[Dataset records]
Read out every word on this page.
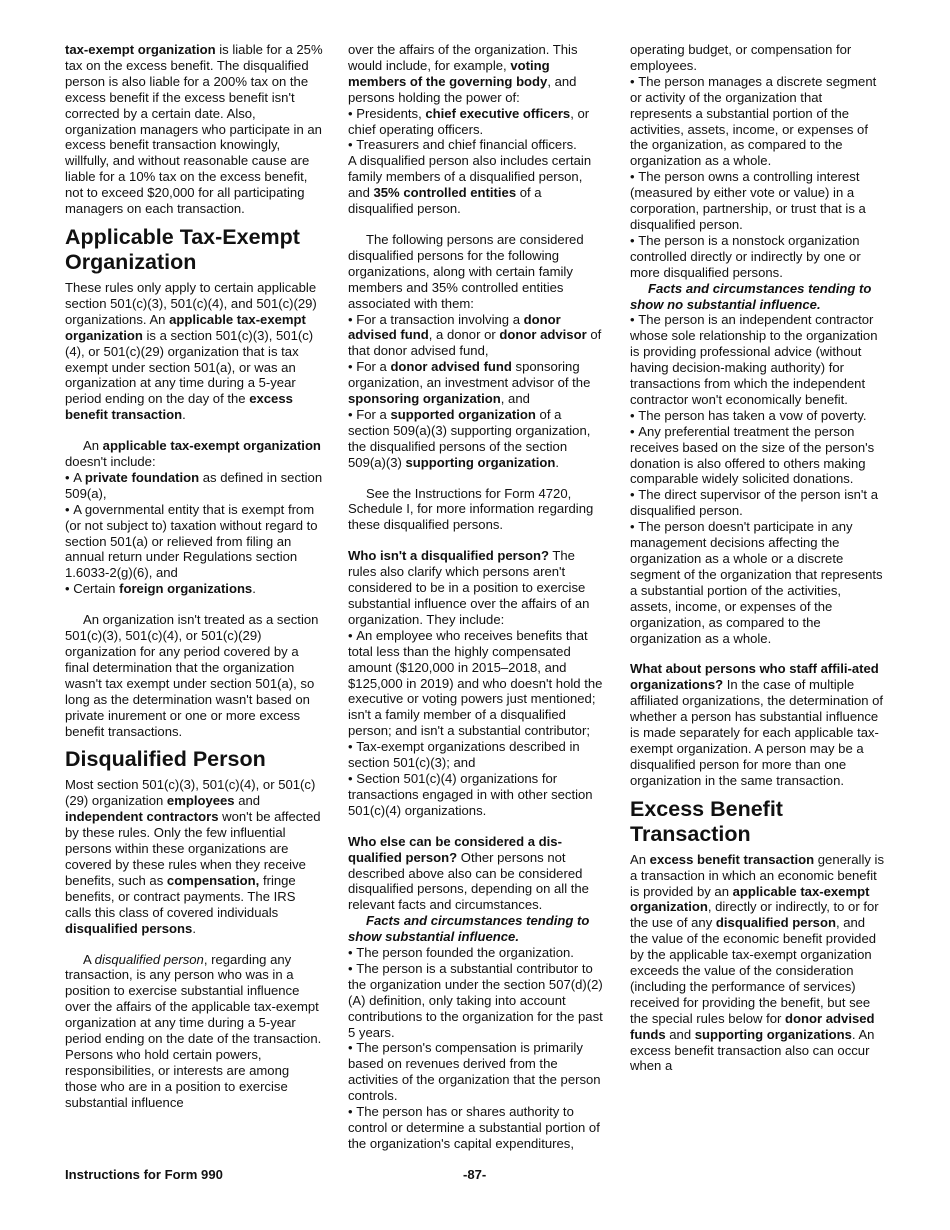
tax-exempt organization is liable for a 25% tax on the excess benefit. The disqualified person is also liable for a 200% tax on the excess benefit if the excess benefit isn't corrected by a certain date. Also, organization managers who participate in an excess benefit transaction knowingly, willfully, and without reasonable cause are liable for a 10% tax on the excess benefit, not to exceed $20,000 for all participating managers on each transaction.

Applicable Tax-Exempt Organization

These rules only apply to certain applicable section 501(c)(3), 501(c)(4), and 501(c)(29) organizations. An applicable tax-exempt organization is a section 501(c)(3), 501(c)(4), or 501(c)(29) organization that is tax exempt under section 501(a), or was an organization at any time during a 5-year period ending on the day of the excess benefit transaction.

An applicable tax-exempt organization doesn't include:

• A private foundation as defined in section 509(a),

• A governmental entity that is exempt from (or not subject to) taxation without regard to section 501(a) or relieved from filing an annual return under Regulations section 1.6033-2(g)(6), and

• Certain foreign organizations.

An organization isn't treated as a section 501(c)(3), 501(c)(4), or 501(c)(29) organization for any period covered by a final determination that the organization wasn't tax exempt under section 501(a), so long as the determination wasn't based on private inurement or one or more excess benefit transactions.

Disqualified Person

Most section 501(c)(3), 501(c)(4), or 501(c)(29) organization employees and independent contractors won't be affected by these rules. Only the few influential persons within these organizations are covered by these rules when they receive benefits, such as compensation, fringe benefits, or contract payments. The IRS calls this class of covered individuals disqualified persons.

A disqualified person, regarding any transaction, is any person who was in a position to exercise substantial influence over the affairs of the applicable tax-exempt organization at any time during a 5-year period ending on the date of the transaction. Persons who hold certain powers, responsibilities, or interests are among those who are in a position to exercise substantial influence

over the affairs of the organization. This would include, for example, voting members of the governing body, and persons holding the power of:

• Presidents, chief executive officers, or chief operating officers.

• Treasurers and chief financial officers.

A disqualified person also includes certain family members of a disqualified person, and 35% controlled entities of a disqualified person.

The following persons are considered disqualified persons for the following organizations, along with certain family members and 35% controlled entities associated with them:

• For a transaction involving a donor advised fund, a donor or donor advisor of that donor advised fund,

• For a donor advised fund sponsoring organization, an investment advisor of the sponsoring organization, and

• For a supported organization of a section 509(a)(3) supporting organization, the disqualified persons of the section 509(a)(3) supporting organization.

See the Instructions for Form 4720, Schedule I, for more information regarding these disqualified persons.

Who isn't a disqualified person? The rules also clarify which persons aren't considered to be in a position to exercise substantial influence over the affairs of an organization. They include:

• An employee who receives benefits that total less than the highly compensated amount ($120,000 in 2015–2018, and $125,000 in 2019) and who doesn't hold the executive or voting powers just mentioned; isn't a family member of a disqualified person; and isn't a substantial contributor;

• Tax-exempt organizations described in section 501(c)(3); and

• Section 501(c)(4) organizations for transactions engaged in with other section 501(c)(4) organizations.

Who else can be considered a dis-qualified person? Other persons not described above also can be considered disqualified persons, depending on all the relevant facts and circumstances.

Facts and circumstances tending to show substantial influence.

• The person founded the organization.

• The person is a substantial contributor to the organization under the section 507(d)(2)(A) definition, only taking into account contributions to the organization for the past 5 years.

• The person's compensation is primarily based on revenues derived from the activities of the organization that the person controls.

• The person has or shares authority to control or determine a substantial portion of the organization's capital expenditures,

operating budget, or compensation for employees.

• The person manages a discrete segment or activity of the organization that represents a substantial portion of the activities, assets, income, or expenses of the organization, as compared to the organization as a whole.

• The person owns a controlling interest (measured by either vote or value) in a corporation, partnership, or trust that is a disqualified person.

• The person is a nonstock organization controlled directly or indirectly by one or more disqualified persons.

Facts and circumstances tending to show no substantial influence.

• The person is an independent contractor whose sole relationship to the organization is providing professional advice (without having decision-making authority) for transactions from which the independent contractor won't economically benefit.

• The person has taken a vow of poverty.

• Any preferential treatment the person receives based on the size of the person's donation is also offered to others making comparable widely solicited donations.

• The direct supervisor of the person isn't a disqualified person.

• The person doesn't participate in any management decisions affecting the organization as a whole or a discrete segment of the organization that represents a substantial portion of the activities, assets, income, or expenses of the organization, as compared to the organization as a whole.

What about persons who staff affili-ated organizations? In the case of multiple affiliated organizations, the determination of whether a person has substantial influence is made separately for each applicable tax-exempt organization. A person may be a disqualified person for more than one organization in the same transaction.

Excess Benefit Transaction

An excess benefit transaction generally is a transaction in which an economic benefit is provided by an applicable tax-exempt organization, directly or indirectly, to or for the use of any disqualified person, and the value of the economic benefit provided by the applicable tax-exempt organization exceeds the value of the consideration (including the performance of services) received for providing the benefit, but see the special rules below for donor advised funds and supporting organizations. An excess benefit transaction also can occur when a

Instructions for Form 990	-87-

**WHAT YOU HAVE TO DO**
All records should be output exactly, with the pictures left out.

**ANSWER TO THE PROBLEM**
Read out every word on this page.
tax-exempt organization is liable for a 25% tax on the excess benefit. The disqualified person is also liable for a 200% tax on the excess benefit if the excess benefit isn't corrected by a certain date. Also, organization managers who participate in an excess benefit transaction knowingly, willfully, and without reasonable cause are liable for a 10% tax on the excess benefit, not to exceed $20,000 for all participating managers on each transaction.

Applicable Tax-Exempt Organization

These rules only apply to certain applicable section 501(c)(3), 501(c)(4), and 501(c)(29) organizations. An applicable tax-exempt organization is a section 501(c)(3), 501(c)(4), or 501(c)(29) organization that is tax exempt under section 501(a), or was an organization at any time during a 5-year period ending on the day of the excess benefit transaction.

An applicable tax-exempt organization doesn't include:

• A private foundation as defined in section 509(a),

• A governmental entity that is exempt from (or not subject to) taxation without regard to section 501(a) or relieved from filing an annual return under Regulations section 1.6033-2(g)(6), and

• Certain foreign organizations.

An organization isn't treated as a section 501(c)(3), 501(c)(4), or 501(c)(29) organization for any period covered by a final determination that the organization wasn't tax exempt under section 501(a), so long as the determination wasn't based on private inurement or one or more excess benefit transactions.

Disqualified Person

Most section 501(c)(3), 501(c)(4), or 501(c)(29) organization employees and independent contractors won't be affected by these rules. Only the few influential persons within these organizations are covered by these rules when they receive benefits, such as compensation, fringe benefits, or contract payments. The IRS calls this class of covered individuals disqualified persons.

A disqualified person, regarding any transaction, is any person who was in a position to exercise substantial influence over the affairs of the applicable tax-exempt organization at any time during a 5-year period ending on the date of the transaction. Persons who hold certain powers, responsibilities, or interests are among those who are in a position to exercise substantial influence

over the affairs of the organization. This would include, for example, voting members of the governing body, and persons holding the power of:

• Presidents, chief executive officers, or chief operating officers.

• Treasurers and chief financial officers.

A disqualified person also includes certain family members of a disqualified person, and 35% controlled entities of a disqualified person.

The following persons are considered disqualified persons for the following organizations, along with certain family members and 35% controlled entities associated with them:

• For a transaction involving a donor advised fund, a donor or donor advisor of that donor advised fund,

• For a donor advised fund sponsoring organization, an investment advisor of the sponsoring organization, and

• For a supported organization of a section 509(a)(3) supporting organization, the disqualified persons of the section 509(a)(3) supporting organization.

See the Instructions for Form 4720, Schedule I, for more information regarding these disqualified persons.

Who isn't a disqualified person? The rules also clarify which persons aren't considered to be in a position to exercise substantial influence over the affairs of an organization. They include:

• An employee who receives benefits that total less than the highly compensated amount ($120,000 in 2015–2018, and $125,000 in 2019) and who doesn't hold the executive or voting powers just mentioned; isn't a family member of a disqualified person; and isn't a substantial contributor;

• Tax-exempt organizations described in section 501(c)(3); and

• Section 501(c)(4) organizations for transactions engaged in with other section 501(c)(4) organizations.

Who else can be considered a dis-qualified person? Other persons not described above also can be considered disqualified persons, depending on all the relevant facts and circumstances.

Facts and circumstances tending to show substantial influence.

• The person founded the organization.

• The person is a substantial contributor to the organization under the section 507(d)(2)(A) definition, only taking into account contributions to the organization for the past 5 years.

• The person's compensation is primarily based on revenues derived from the activities of the organization that the person controls.

• The person has or shares authority to control or determine a substantial portion of the organization's capital expenditures,

operating budget, or compensation for employees.

• The person manages a discrete segment or activity of the organization that represents a substantial portion of the activities, assets, income, or expenses of the organization, as compared to the organization as a whole.

• The person owns a controlling interest (measured by either vote or value) in a corporation, partnership, or trust that is a disqualified person.

• The person is a nonstock organization controlled directly or indirectly by one or more disqualified persons.

Facts and circumstances tending to show no substantial influence.

• The person is an independent contractor whose sole relationship to the organization is providing professional advice (without having decision-making authority) for transactions from which the independent contractor won't economically benefit.

• The person has taken a vow of poverty.

• Any preferential treatment the person receives based on the size of the person's donation is also offered to others making comparable widely solicited donations.

• The direct supervisor of the person isn't a disqualified person.

• The person doesn't participate in any management decisions affecting the organization as a whole or a discrete segment of the organization that represents a substantial portion of the activities, assets, income, or expenses of the organization, as compared to the organization as a whole.

What about persons who staff affili-ated organizations? In the case of multiple affiliated organizations, the determination of whether a person has substantial influence is made separately for each applicable tax-exempt organization. A person may be a disqualified person for more than one organization in the same transaction.

Excess Benefit Transaction

An excess benefit transaction generally is a transaction in which an economic benefit is provided by an applicable tax-exempt organization, directly or indirectly, to or for the use of any disqualified person, and the value of the economic benefit provided by the applicable tax-exempt organization exceeds the value of the consideration (including the performance of services) received for providing the benefit, but see the special rules below for donor advised funds and supporting organizations. An excess benefit transaction also can occur when a

Instructions for Form 990	-87-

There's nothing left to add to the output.